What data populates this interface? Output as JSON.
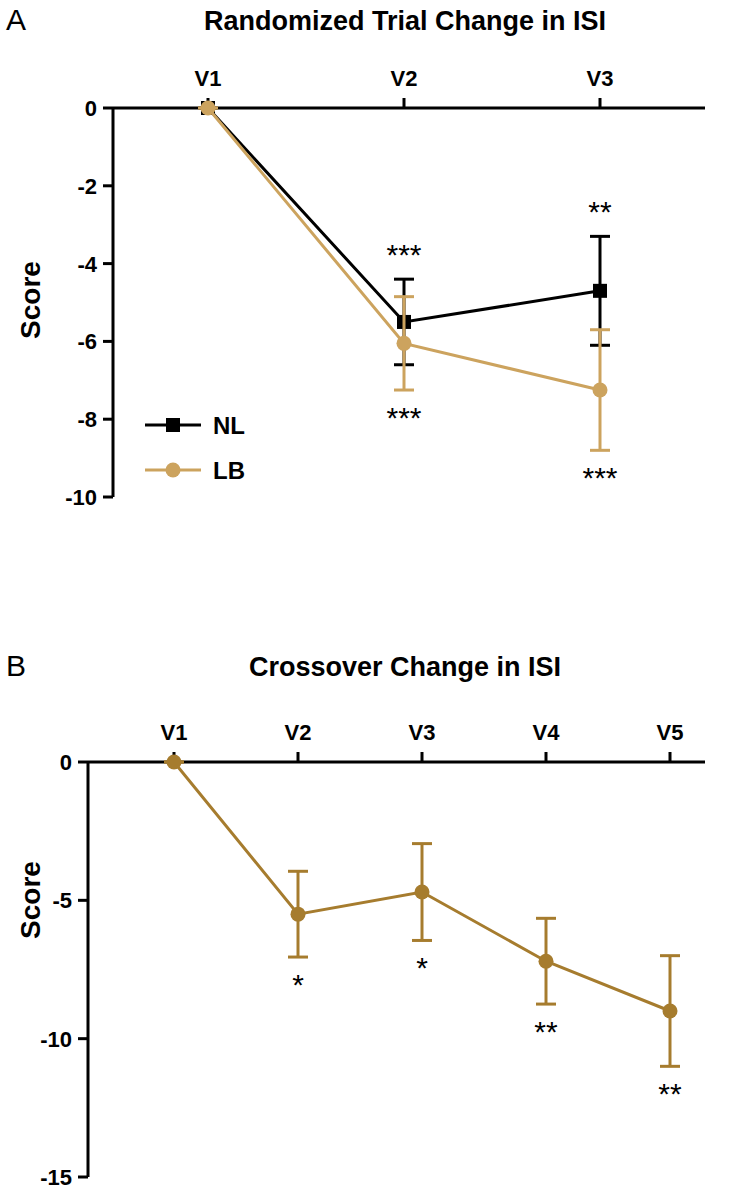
{
  "chart_data": [
    {
      "type": "line",
      "panel": "A",
      "title": "Randomized Trial Change in ISI",
      "y_label": "Score",
      "categories": [
        "V1",
        "V2",
        "V3"
      ],
      "ylim": [
        -10,
        0
      ],
      "yticks": [
        0,
        -2,
        -4,
        -6,
        -8,
        -10
      ],
      "legend": "lower left",
      "series": [
        {
          "name": "NL",
          "color": "#000000",
          "marker": "square",
          "values": [
            0,
            -5.5,
            -4.7
          ],
          "errors": [
            0,
            1.1,
            1.4
          ],
          "significance": [
            null,
            "***",
            "**"
          ]
        },
        {
          "name": "LB",
          "color": "#cca35e",
          "marker": "circle",
          "values": [
            0,
            -6.05,
            -7.25
          ],
          "errors": [
            0,
            1.2,
            1.55
          ],
          "significance": [
            null,
            "***",
            "***"
          ]
        }
      ]
    },
    {
      "type": "line",
      "panel": "B",
      "title": "Crossover Change in ISI",
      "y_label": "Score",
      "categories": [
        "V1",
        "V2",
        "V3",
        "V4",
        "V5"
      ],
      "ylim": [
        -15,
        0
      ],
      "yticks": [
        0,
        -5,
        -10,
        -15
      ],
      "series": [
        {
          "color": "#a67c2e",
          "marker": "circle",
          "values": [
            0,
            -5.5,
            -4.7,
            -7.2,
            -9.0
          ],
          "errors": [
            0,
            1.55,
            1.75,
            1.55,
            2.0
          ],
          "significance": [
            null,
            "*",
            "*",
            "**",
            "**"
          ]
        }
      ]
    }
  ]
}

=======

Challenge:
Pictures in the records above should not be copied. Repeat everything else exactly.

Output below:
What data populates this interface? Output as JSON.
{
  "chart_data": [
    {
      "type": "line",
      "panel": "A",
      "title": "Randomized Trial Change in ISI",
      "y_label": "Score",
      "categories": [
        "V1",
        "V2",
        "V3"
      ],
      "ylim": [
        -10,
        0
      ],
      "yticks": [
        0,
        -2,
        -4,
        -6,
        -8,
        -10
      ],
      "legend": "lower left",
      "series": [
        {
          "name": "NL",
          "color": "#000000",
          "marker": "square",
          "values": [
            0,
            -5.5,
            -4.7
          ],
          "errors": [
            0,
            1.1,
            1.4
          ],
          "significance": [
            null,
            "***",
            "**"
          ]
        },
        {
          "name": "LB",
          "color": "#cca35e",
          "marker": "circle",
          "values": [
            0,
            -6.05,
            -7.25
          ],
          "errors": [
            0,
            1.2,
            1.55
          ],
          "significance": [
            null,
            "***",
            "***"
          ]
        }
      ]
    },
    {
      "type": "line",
      "panel": "B",
      "title": "Crossover Change in ISI",
      "y_label": "Score",
      "categories": [
        "V1",
        "V2",
        "V3",
        "V4",
        "V5"
      ],
      "ylim": [
        -15,
        0
      ],
      "yticks": [
        0,
        -5,
        -10,
        -15
      ],
      "series": [
        {
          "color": "#a67c2e",
          "marker": "circle",
          "values": [
            0,
            -5.5,
            -4.7,
            -7.2,
            -9.0
          ],
          "errors": [
            0,
            1.55,
            1.75,
            1.55,
            2.0
          ],
          "significance": [
            null,
            "*",
            "*",
            "**",
            "**"
          ]
        }
      ]
    }
  ]
}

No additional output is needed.